Recorded data:
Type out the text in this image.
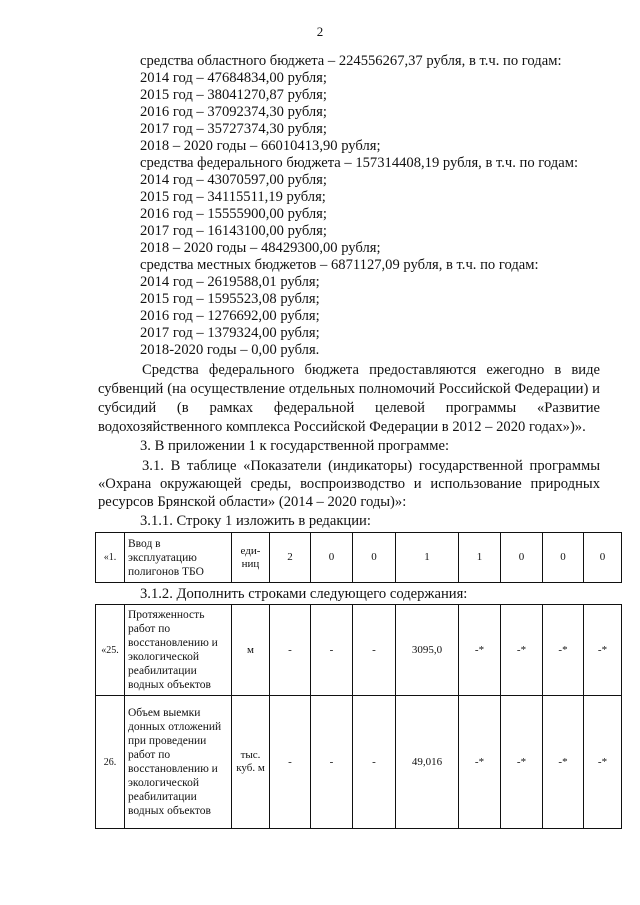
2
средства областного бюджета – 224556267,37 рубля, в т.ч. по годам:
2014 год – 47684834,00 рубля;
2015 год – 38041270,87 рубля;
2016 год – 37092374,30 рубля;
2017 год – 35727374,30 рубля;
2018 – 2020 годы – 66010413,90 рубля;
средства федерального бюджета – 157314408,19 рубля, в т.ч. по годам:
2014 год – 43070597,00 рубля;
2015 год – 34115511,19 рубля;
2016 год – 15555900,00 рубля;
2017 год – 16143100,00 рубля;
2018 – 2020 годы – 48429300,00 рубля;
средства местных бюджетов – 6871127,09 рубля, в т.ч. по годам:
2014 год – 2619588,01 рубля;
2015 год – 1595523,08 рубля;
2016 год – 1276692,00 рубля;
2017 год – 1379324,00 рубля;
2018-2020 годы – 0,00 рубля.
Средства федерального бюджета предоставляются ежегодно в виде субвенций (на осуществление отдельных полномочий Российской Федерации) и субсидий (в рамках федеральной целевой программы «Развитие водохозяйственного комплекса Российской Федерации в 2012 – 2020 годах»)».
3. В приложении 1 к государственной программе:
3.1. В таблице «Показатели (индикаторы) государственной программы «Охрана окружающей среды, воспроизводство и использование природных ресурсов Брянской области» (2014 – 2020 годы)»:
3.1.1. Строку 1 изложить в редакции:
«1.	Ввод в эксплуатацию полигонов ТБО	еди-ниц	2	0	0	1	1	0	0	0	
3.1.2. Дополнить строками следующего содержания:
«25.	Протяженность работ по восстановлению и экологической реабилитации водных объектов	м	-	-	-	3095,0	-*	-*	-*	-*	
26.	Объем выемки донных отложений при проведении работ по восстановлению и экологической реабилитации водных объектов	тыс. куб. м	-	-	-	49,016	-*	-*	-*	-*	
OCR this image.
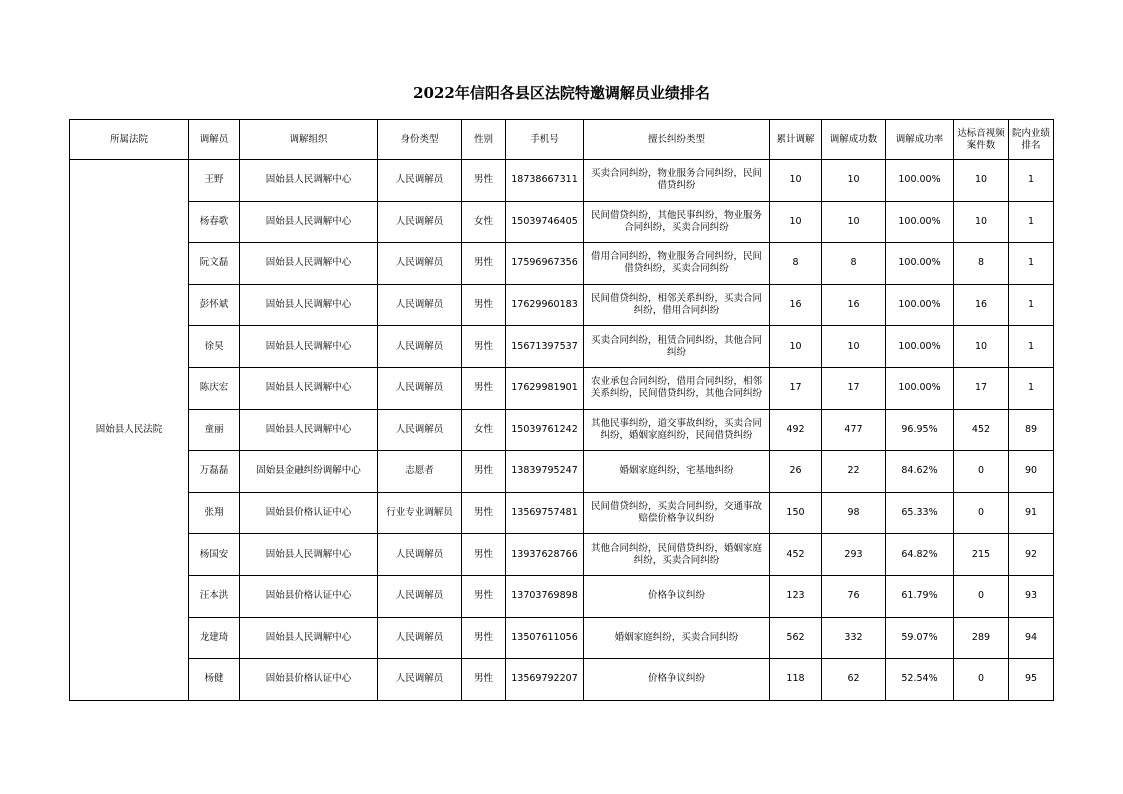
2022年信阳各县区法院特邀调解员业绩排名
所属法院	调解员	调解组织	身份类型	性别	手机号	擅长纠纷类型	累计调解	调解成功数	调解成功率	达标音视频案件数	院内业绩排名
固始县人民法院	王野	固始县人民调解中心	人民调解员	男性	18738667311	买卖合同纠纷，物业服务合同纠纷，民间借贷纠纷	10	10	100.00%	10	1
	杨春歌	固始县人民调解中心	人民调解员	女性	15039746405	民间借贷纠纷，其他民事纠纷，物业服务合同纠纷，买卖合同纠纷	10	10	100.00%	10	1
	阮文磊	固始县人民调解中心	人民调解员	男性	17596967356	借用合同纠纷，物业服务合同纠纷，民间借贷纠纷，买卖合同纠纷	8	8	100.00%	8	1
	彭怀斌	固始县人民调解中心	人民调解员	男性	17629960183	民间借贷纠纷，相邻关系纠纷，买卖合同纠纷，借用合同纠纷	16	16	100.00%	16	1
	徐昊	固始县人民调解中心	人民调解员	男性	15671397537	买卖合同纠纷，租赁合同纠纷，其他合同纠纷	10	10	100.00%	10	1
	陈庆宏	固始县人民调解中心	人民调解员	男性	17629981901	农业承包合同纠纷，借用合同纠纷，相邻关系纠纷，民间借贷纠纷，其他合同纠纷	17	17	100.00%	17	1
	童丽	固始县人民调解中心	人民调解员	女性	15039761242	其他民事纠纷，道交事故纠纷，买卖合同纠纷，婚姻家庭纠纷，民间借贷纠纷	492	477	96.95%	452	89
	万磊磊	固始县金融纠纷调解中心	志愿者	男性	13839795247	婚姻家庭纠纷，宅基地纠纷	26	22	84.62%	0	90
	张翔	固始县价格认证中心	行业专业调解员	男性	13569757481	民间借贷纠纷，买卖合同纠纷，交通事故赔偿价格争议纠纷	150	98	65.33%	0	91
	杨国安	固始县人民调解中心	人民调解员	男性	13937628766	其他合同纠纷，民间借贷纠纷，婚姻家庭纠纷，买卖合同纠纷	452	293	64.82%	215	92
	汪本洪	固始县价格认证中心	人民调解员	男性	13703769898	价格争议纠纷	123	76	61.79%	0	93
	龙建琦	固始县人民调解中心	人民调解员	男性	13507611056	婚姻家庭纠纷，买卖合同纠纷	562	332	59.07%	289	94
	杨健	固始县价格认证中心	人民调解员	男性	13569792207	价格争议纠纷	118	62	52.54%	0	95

...

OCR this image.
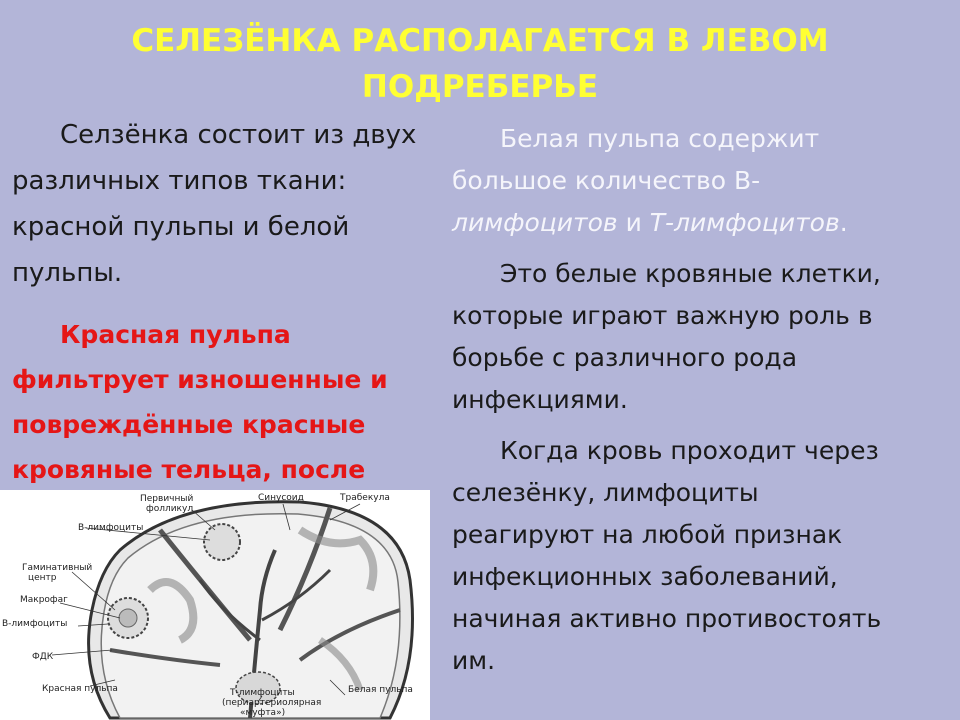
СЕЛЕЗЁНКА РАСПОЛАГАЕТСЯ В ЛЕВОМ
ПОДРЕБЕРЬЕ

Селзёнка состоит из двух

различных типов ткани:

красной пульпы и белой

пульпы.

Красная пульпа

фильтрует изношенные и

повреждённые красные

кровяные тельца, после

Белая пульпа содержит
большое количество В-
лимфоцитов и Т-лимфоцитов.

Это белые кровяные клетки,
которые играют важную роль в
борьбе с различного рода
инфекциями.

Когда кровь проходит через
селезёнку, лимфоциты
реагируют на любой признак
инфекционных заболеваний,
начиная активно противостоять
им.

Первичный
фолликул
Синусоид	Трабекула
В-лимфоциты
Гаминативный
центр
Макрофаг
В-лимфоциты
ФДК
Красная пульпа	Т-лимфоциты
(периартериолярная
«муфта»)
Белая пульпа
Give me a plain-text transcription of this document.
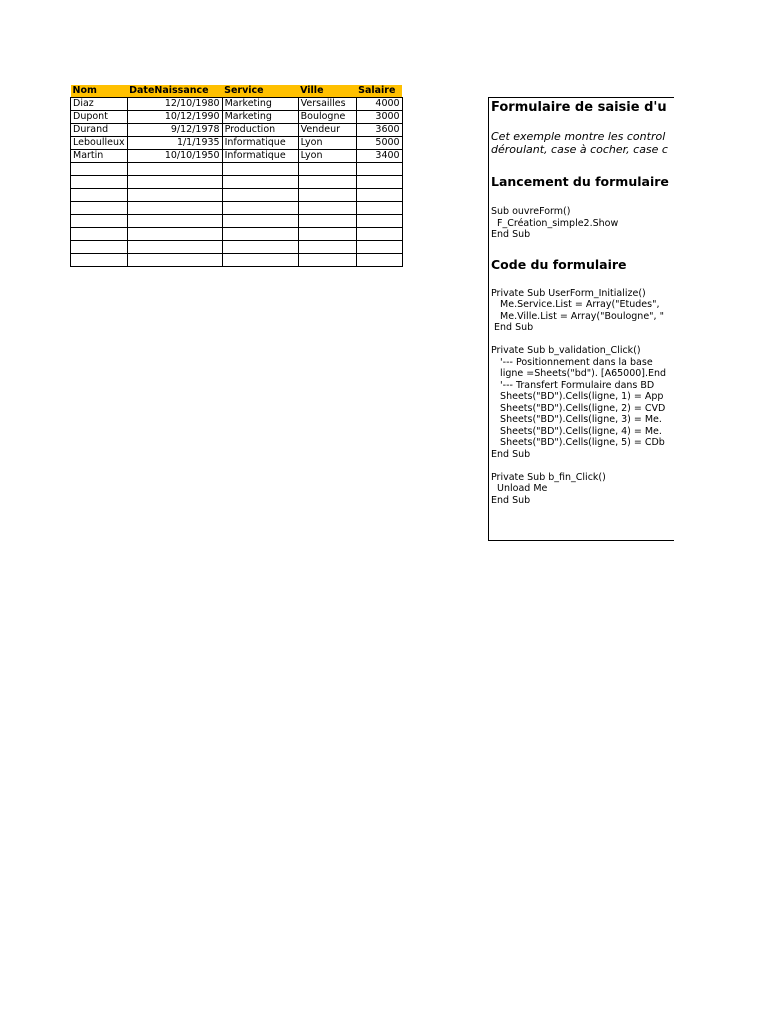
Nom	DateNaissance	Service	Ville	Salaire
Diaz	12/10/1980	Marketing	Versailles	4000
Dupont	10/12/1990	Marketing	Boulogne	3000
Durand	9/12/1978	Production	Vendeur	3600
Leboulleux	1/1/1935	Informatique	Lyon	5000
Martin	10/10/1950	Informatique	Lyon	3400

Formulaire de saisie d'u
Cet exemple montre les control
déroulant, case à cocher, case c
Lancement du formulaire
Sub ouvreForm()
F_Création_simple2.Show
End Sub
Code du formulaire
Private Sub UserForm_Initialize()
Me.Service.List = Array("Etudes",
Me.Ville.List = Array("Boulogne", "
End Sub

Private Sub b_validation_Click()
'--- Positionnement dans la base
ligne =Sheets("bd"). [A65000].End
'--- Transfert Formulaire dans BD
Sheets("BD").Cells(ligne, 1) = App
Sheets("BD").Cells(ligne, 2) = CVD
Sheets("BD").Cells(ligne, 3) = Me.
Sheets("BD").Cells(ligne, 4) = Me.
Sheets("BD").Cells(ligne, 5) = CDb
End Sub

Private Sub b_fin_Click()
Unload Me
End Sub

---

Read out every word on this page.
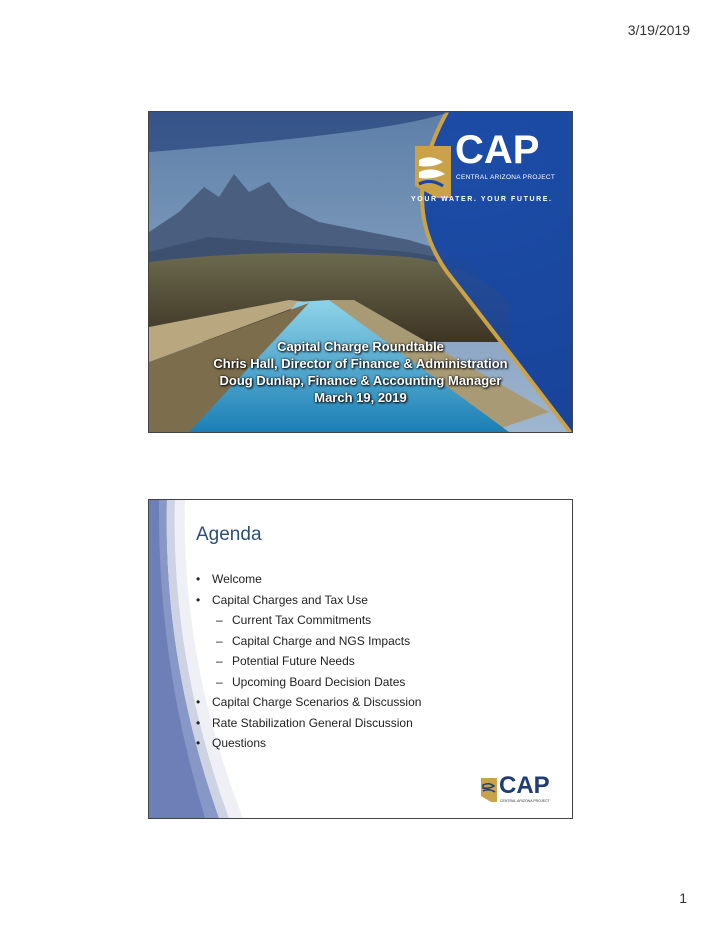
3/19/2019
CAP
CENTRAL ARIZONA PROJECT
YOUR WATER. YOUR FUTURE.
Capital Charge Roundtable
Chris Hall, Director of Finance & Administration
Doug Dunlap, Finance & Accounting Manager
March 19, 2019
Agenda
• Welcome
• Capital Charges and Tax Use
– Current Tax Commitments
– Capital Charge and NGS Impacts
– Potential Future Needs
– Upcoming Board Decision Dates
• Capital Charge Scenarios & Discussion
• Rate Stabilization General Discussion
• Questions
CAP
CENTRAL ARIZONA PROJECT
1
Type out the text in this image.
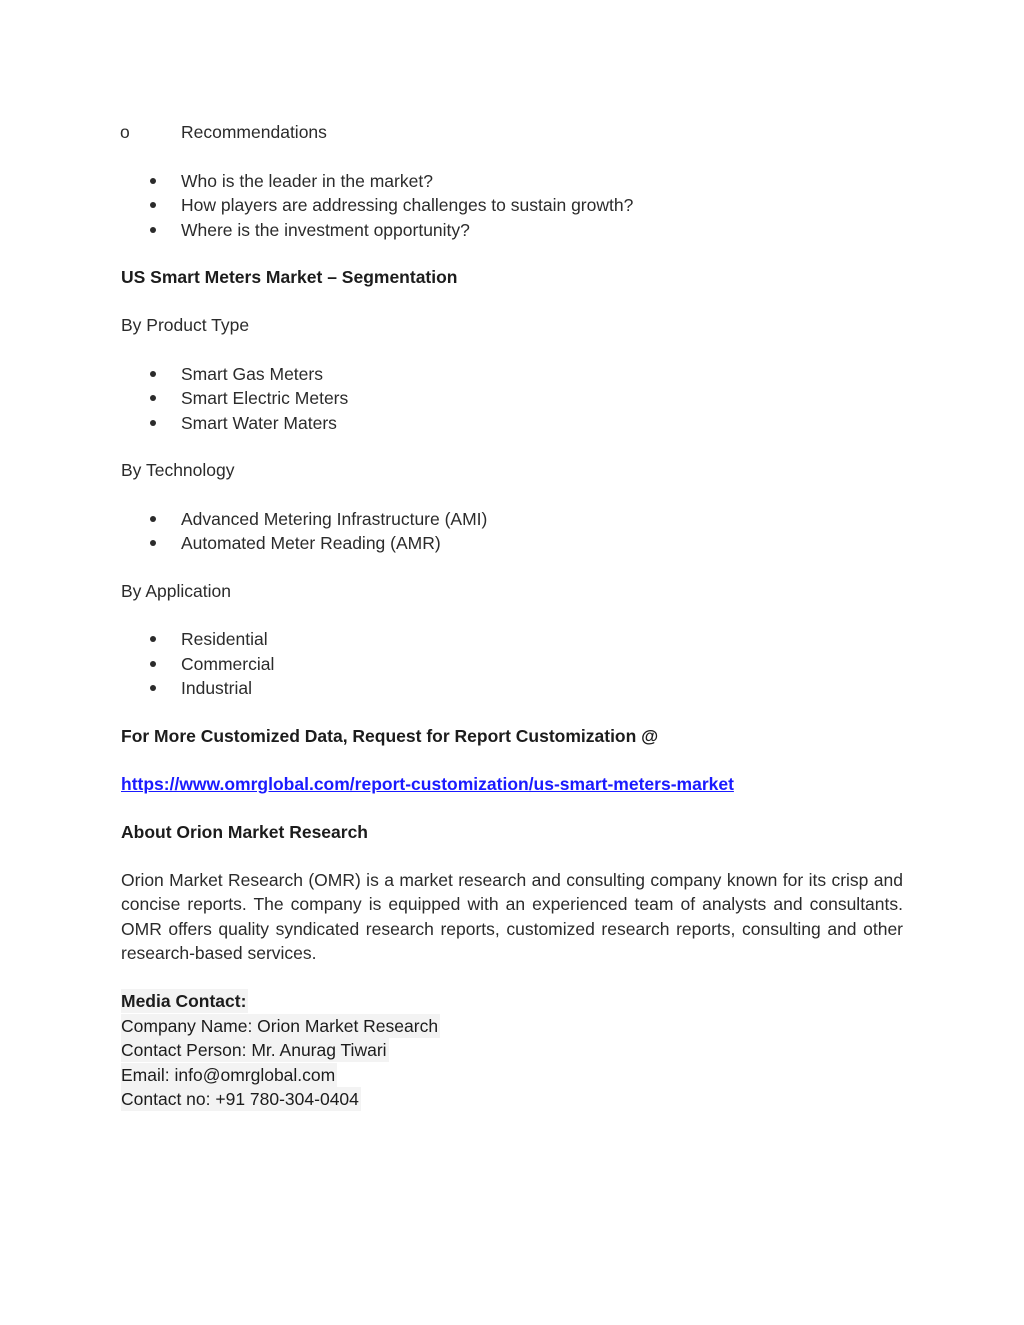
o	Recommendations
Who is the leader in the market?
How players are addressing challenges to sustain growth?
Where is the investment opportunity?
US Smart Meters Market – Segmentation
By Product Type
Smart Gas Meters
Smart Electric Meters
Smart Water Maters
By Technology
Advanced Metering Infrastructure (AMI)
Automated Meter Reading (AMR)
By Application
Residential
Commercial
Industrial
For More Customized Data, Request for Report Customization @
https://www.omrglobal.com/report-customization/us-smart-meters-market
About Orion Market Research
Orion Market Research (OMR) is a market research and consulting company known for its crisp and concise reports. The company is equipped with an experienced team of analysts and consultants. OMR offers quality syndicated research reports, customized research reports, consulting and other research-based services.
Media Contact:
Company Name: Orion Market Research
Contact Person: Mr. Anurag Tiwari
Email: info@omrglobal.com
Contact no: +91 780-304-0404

- [Problem to work on]: Find the lines holding "借用合同纠纷" and list every one.

- [Written solution]:
	阮文磊	固始县人民调解中心	人民调解员	男性	17596967356	借用合同纠纷，物业服务合同纠纷，民间借贷纠纷，买卖合同纠纷	8	8	100.00%	8	1
	彭怀斌	固始县人民调解中心	人民调解员	男性	17629960183	民间借贷纠纷，相邻关系纠纷，买卖合同纠纷，借用合同纠纷	16	16	100.00%	16	1
	陈庆宏	固始县人民调解中心	人民调解员	男性	17629981901	农业承包合同纠纷，借用合同纠纷，相邻关系纠纷，民间借贷纠纷，其他合同纠纷	17	17	100.00%	17	1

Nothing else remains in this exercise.